— ITEMS —
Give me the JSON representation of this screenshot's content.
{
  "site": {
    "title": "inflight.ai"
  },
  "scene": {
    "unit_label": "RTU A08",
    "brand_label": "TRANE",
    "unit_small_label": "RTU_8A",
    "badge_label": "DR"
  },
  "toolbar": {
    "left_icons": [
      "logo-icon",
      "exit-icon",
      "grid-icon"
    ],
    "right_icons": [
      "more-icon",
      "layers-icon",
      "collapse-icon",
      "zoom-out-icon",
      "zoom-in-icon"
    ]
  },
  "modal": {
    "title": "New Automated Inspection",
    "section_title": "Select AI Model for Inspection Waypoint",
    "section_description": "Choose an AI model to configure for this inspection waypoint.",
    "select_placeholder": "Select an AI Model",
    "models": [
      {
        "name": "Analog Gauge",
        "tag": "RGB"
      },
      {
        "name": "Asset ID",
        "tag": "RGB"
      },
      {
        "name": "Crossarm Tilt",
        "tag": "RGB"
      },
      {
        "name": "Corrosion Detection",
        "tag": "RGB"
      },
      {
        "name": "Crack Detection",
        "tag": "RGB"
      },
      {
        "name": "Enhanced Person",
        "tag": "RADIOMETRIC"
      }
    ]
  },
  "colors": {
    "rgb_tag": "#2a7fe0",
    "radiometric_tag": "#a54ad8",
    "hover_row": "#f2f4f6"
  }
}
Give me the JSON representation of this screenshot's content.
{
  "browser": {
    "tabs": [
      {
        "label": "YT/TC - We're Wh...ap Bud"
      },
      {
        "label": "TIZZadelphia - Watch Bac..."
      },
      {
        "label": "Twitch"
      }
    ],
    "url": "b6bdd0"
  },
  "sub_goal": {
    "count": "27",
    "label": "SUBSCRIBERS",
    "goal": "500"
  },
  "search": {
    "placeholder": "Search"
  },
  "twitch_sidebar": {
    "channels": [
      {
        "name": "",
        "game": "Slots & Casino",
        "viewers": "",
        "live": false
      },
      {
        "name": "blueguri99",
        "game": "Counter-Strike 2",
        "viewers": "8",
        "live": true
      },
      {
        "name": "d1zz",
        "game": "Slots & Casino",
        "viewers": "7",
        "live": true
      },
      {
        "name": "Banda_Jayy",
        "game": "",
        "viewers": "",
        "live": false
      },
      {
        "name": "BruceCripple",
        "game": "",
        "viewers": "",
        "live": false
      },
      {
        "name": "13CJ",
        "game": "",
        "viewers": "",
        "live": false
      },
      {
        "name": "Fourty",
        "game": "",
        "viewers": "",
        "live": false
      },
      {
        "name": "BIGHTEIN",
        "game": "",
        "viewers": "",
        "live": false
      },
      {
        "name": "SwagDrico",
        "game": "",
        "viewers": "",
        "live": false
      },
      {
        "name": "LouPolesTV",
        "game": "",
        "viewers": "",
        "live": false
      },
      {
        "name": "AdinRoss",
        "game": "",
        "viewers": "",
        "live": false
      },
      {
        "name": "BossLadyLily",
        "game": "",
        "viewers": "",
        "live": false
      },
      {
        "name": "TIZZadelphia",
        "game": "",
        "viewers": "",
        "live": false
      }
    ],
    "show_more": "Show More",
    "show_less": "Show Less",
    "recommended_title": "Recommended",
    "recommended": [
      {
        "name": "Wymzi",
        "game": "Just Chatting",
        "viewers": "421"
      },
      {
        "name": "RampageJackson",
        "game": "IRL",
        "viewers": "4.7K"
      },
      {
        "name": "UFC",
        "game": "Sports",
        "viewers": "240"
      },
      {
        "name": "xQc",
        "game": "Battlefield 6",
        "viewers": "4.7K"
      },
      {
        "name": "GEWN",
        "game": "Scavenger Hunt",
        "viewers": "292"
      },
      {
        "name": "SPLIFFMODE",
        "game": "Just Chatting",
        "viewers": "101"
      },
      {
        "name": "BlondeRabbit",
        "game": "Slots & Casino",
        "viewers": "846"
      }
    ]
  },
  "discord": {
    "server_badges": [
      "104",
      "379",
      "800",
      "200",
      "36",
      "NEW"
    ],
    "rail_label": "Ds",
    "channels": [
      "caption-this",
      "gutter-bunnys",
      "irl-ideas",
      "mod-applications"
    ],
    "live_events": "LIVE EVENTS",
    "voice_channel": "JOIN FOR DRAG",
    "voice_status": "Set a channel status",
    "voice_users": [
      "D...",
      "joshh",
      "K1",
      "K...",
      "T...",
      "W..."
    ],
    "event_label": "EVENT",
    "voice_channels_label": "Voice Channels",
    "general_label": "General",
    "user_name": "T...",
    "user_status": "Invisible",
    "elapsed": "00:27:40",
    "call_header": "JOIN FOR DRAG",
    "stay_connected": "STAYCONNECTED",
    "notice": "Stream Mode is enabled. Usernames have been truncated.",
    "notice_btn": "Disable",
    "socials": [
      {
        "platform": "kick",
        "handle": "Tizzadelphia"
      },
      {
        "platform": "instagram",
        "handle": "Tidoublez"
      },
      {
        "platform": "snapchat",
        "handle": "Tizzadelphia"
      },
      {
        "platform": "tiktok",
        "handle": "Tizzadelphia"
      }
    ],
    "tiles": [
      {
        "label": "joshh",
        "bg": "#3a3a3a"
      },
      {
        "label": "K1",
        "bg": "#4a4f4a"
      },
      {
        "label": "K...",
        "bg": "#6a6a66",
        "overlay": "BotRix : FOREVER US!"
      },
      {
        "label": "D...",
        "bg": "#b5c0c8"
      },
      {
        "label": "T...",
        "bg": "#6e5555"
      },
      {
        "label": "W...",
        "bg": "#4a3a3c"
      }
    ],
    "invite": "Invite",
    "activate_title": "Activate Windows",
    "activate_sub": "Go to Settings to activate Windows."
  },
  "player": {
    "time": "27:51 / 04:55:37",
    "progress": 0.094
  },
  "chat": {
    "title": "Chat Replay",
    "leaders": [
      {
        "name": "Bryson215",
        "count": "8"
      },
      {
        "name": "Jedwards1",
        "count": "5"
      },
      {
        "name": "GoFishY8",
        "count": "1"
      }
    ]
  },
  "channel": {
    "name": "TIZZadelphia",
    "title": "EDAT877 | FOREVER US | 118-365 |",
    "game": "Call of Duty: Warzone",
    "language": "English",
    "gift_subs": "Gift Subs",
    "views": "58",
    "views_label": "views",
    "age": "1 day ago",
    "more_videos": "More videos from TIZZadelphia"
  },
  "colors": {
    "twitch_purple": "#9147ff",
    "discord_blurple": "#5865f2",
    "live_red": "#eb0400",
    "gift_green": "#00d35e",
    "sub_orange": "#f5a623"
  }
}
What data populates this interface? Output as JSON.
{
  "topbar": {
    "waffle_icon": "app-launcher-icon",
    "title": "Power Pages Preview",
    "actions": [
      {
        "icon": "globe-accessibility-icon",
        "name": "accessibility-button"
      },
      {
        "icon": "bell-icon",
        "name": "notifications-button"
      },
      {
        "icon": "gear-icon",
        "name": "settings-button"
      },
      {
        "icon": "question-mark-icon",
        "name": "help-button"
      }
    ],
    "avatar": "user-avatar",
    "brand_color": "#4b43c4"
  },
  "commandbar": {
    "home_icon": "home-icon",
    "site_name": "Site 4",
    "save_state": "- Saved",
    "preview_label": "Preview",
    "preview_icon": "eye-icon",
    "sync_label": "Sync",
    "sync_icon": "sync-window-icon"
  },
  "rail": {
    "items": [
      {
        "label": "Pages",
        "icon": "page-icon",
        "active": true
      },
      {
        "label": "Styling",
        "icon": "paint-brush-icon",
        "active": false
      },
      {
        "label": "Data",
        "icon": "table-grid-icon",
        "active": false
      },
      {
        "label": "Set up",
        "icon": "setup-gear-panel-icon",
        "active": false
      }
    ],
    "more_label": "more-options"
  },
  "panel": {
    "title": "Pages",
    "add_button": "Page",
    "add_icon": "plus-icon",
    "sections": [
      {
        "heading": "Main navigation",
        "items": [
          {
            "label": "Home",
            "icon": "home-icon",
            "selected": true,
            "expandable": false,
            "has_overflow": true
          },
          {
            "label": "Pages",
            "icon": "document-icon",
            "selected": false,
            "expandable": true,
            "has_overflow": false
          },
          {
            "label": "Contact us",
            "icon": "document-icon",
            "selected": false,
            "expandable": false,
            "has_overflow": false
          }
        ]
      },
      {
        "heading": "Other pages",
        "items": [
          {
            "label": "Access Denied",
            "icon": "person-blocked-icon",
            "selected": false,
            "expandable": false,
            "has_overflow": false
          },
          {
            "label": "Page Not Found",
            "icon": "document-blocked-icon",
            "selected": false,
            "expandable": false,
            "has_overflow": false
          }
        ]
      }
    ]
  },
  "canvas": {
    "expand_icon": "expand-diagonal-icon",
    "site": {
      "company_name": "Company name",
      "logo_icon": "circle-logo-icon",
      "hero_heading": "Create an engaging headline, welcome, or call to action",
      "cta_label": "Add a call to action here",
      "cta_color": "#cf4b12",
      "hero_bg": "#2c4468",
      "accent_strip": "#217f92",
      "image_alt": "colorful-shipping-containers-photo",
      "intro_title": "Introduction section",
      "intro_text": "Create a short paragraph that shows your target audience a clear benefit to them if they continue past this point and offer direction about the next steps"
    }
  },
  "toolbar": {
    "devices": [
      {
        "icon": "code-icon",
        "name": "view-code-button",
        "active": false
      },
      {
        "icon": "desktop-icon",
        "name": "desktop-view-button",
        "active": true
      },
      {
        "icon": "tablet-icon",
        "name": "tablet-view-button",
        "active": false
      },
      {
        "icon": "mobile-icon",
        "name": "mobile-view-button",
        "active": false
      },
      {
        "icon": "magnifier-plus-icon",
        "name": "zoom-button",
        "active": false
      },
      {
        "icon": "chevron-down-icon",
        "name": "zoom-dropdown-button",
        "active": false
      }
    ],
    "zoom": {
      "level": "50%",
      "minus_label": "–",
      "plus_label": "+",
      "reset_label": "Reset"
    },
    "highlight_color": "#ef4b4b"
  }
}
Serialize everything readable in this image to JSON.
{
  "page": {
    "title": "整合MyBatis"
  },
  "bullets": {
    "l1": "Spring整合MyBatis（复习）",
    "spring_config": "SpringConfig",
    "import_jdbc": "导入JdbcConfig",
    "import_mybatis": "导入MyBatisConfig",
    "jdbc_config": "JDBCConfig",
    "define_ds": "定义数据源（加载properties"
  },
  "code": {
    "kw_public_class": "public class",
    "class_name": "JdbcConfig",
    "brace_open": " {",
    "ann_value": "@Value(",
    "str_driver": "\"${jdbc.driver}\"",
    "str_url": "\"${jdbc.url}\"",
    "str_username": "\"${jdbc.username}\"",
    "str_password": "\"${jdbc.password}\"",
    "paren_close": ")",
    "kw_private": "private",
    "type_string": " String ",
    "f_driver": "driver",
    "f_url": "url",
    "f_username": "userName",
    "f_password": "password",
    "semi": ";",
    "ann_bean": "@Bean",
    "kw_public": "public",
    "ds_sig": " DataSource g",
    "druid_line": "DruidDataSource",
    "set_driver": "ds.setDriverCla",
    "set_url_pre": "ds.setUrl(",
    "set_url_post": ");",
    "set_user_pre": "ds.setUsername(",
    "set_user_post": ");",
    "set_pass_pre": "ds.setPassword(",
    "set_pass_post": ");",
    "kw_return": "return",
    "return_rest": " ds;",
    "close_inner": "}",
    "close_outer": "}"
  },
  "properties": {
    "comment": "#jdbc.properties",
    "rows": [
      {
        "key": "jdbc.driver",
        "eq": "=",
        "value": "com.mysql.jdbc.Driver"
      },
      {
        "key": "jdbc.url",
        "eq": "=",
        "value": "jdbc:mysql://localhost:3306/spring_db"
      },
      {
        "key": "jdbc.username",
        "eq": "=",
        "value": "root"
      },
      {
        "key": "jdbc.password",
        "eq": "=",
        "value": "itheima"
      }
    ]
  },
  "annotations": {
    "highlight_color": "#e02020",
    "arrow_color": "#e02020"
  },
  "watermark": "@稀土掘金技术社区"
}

— PROBLEM DESCRIPTION —
Every line from the one holding "Serialize everything readable" through the final line of the listing must be echoed exactly; leave out all other lines.

— PROBLEM SOLUTION —
Serialize everything readable in this image to JSON.
{
  "page": {
    "title": "整合MyBatis"
  },
  "bullets": {
    "l1": "Spring整合MyBatis（复习）",
    "spring_config": "SpringConfig",
    "import_jdbc": "导入JdbcConfig",
    "import_mybatis": "导入MyBatisConfig",
    "jdbc_config": "JDBCConfig",
    "define_ds": "定义数据源（加载properties"
  },
  "code": {
    "kw_public_class": "public class",
    "class_name": "JdbcConfig",
    "brace_open": " {",
    "ann_value": "@Value(",
    "str_driver": "\"${jdbc.driver}\"",
    "str_url": "\"${jdbc.url}\"",
    "str_username": "\"${jdbc.username}\"",
    "str_password": "\"${jdbc.password}\"",
    "paren_close": ")",
    "kw_private": "private",
    "type_string": " String ",
    "f_driver": "driver",
    "f_url": "url",
    "f_username": "userName",
    "f_password": "password",
    "semi": ";",
    "ann_bean": "@Bean",
    "kw_public": "public",
    "ds_sig": " DataSource g",
    "druid_line": "DruidDataSource",
    "set_driver": "ds.setDriverCla",
    "set_url_pre": "ds.setUrl(",
    "set_url_post": ");",
    "set_user_pre": "ds.setUsername(",
    "set_user_post": ");",
    "set_pass_pre": "ds.setPassword(",
    "set_pass_post": ");",
    "kw_return": "return",
    "return_rest": " ds;",
    "close_inner": "}",
    "close_outer": "}"
  },
  "properties": {
    "comment": "#jdbc.properties",
    "rows": [
      {
        "key": "jdbc.driver",
        "eq": "=",
        "value": "com.mysql.jdbc.Driver"
      },
      {
        "key": "jdbc.url",
        "eq": "=",
        "value": "jdbc:mysql://localhost:3306/spring_db"
      },
      {
        "key": "jdbc.username",
        "eq": "=",
        "value": "root"
      },
      {
        "key": "jdbc.password",
        "eq": "=",
        "value": "itheima"
      }
    ]
  },
  "annotations": {
    "highlight_color": "#e02020",
    "arrow_color": "#e02020"
  },
  "watermark": "@稀土掘金技术社区"
}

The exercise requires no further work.